→ REQUIREMENT
Rewrite the data below with every instance of "y-tick-label" changed to "y-axis-tick-label", keeping all other text identical.

→ STORED ROWS
START
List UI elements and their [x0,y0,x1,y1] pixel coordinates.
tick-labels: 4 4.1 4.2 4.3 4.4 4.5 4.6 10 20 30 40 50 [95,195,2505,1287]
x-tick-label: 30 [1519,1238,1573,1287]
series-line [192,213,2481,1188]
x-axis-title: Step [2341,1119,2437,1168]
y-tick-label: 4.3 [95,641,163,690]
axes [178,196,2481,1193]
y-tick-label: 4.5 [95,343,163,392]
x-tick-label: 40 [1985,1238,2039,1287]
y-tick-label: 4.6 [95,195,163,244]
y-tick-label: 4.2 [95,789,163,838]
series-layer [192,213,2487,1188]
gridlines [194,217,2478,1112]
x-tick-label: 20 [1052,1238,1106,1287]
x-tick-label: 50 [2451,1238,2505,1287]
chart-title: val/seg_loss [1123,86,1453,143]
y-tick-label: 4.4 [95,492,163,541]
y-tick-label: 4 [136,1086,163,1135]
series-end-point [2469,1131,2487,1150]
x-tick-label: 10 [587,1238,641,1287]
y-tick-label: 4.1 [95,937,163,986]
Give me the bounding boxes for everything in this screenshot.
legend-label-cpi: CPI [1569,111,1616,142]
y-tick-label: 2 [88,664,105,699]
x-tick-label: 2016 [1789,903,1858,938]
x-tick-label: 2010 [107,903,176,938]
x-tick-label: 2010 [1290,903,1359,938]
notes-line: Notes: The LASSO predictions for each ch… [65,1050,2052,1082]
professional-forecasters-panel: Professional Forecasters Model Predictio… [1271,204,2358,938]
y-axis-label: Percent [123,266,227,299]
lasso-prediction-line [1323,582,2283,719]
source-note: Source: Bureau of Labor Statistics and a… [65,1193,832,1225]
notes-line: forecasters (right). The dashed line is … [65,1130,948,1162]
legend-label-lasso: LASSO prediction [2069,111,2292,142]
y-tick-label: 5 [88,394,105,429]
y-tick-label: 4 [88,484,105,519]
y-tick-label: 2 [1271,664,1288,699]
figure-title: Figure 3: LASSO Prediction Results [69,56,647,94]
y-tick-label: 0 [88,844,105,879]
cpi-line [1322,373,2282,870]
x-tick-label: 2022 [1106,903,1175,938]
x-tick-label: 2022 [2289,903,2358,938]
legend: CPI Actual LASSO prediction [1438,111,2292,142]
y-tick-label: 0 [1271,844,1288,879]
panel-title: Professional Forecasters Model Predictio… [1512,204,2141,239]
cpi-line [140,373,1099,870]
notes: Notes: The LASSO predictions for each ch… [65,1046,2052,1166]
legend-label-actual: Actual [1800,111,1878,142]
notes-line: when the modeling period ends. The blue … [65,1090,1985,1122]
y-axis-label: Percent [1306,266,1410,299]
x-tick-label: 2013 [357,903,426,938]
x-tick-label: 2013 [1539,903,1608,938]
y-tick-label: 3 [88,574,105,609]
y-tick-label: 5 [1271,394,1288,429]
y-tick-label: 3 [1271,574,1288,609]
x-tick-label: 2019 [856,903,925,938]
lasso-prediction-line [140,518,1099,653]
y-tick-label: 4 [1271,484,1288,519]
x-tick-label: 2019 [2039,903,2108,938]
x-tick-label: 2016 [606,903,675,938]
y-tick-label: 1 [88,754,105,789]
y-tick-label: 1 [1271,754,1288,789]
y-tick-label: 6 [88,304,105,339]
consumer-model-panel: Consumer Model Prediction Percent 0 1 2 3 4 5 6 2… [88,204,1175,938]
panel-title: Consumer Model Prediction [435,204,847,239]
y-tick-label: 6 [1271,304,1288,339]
END
→ SOLUTION BELOW
List UI elements and their [x0,y0,x1,y1] pixel coordinates.
tick-labels: 4 4.1 4.2 4.3 4.4 4.5 4.6 10 20 30 40 50 [95,195,2505,1287]
x-tick-label: 30 [1519,1238,1573,1287]
series-line [192,213,2481,1188]
x-axis-title: Step [2341,1119,2437,1168]
y-axis-tick-label: 4.3 [95,641,163,690]
axes [178,196,2481,1193]
y-axis-tick-label: 4.5 [95,343,163,392]
x-tick-label: 40 [1985,1238,2039,1287]
y-axis-tick-label: 4.6 [95,195,163,244]
y-axis-tick-label: 4.2 [95,789,163,838]
series-layer [192,213,2487,1188]
gridlines [194,217,2478,1112]
x-tick-label: 20 [1052,1238,1106,1287]
x-tick-label: 50 [2451,1238,2505,1287]
chart-title: val/seg_loss [1123,86,1453,143]
y-axis-tick-label: 4.4 [95,492,163,541]
y-axis-tick-label: 4 [136,1086,163,1135]
series-end-point [2469,1131,2487,1150]
x-tick-label: 10 [587,1238,641,1287]
y-axis-tick-label: 4.1 [95,937,163,986]
Give me the bounding boxes for everything in this screenshot.
legend-label-cpi: CPI [1569,111,1616,142]
y-axis-tick-label: 2 [88,664,105,699]
x-tick-label: 2016 [1789,903,1858,938]
x-tick-label: 2010 [107,903,176,938]
x-tick-label: 2010 [1290,903,1359,938]
notes-line: Notes: The LASSO predictions for each ch… [65,1050,2052,1082]
professional-forecasters-panel: Professional Forecasters Model Predictio… [1271,204,2358,938]
y-axis-label: Percent [123,266,227,299]
lasso-prediction-line [1323,582,2283,719]
source-note: Source: Bureau of Labor Statistics and a… [65,1193,832,1225]
notes-line: forecasters (right). The dashed line is … [65,1130,948,1162]
legend-label-lasso: LASSO prediction [2069,111,2292,142]
y-axis-tick-label: 5 [88,394,105,429]
y-axis-tick-label: 4 [88,484,105,519]
y-axis-tick-label: 2 [1271,664,1288,699]
figure-title: Figure 3: LASSO Prediction Results [69,56,647,94]
y-axis-tick-label: 0 [88,844,105,879]
cpi-line [1322,373,2282,870]
x-tick-label: 2022 [1106,903,1175,938]
x-tick-label: 2022 [2289,903,2358,938]
legend: CPI Actual LASSO prediction [1438,111,2292,142]
y-axis-tick-label: 0 [1271,844,1288,879]
panel-title: Professional Forecasters Model Predictio… [1512,204,2141,239]
cpi-line [140,373,1099,870]
notes: Notes: The LASSO predictions for each ch… [65,1046,2052,1166]
legend-label-actual: Actual [1800,111,1878,142]
notes-line: when the modeling period ends. The blue … [65,1090,1985,1122]
y-axis-label: Percent [1306,266,1410,299]
x-tick-label: 2013 [357,903,426,938]
x-tick-label: 2013 [1539,903,1608,938]
y-axis-tick-label: 3 [88,574,105,609]
y-axis-tick-label: 5 [1271,394,1288,429]
y-axis-tick-label: 3 [1271,574,1288,609]
x-tick-label: 2019 [856,903,925,938]
lasso-prediction-line [140,518,1099,653]
y-axis-tick-label: 4 [1271,484,1288,519]
x-tick-label: 2019 [2039,903,2108,938]
x-tick-label: 2016 [606,903,675,938]
y-axis-tick-label: 1 [88,754,105,789]
y-axis-tick-label: 1 [1271,754,1288,789]
y-axis-tick-label: 6 [88,304,105,339]
consumer-model-panel: Consumer Model Prediction Percent 0 1 2 3 4 5 6 2… [88,204,1175,938]
panel-title: Consumer Model Prediction [435,204,847,239]
y-axis-tick-label: 6 [1271,304,1288,339]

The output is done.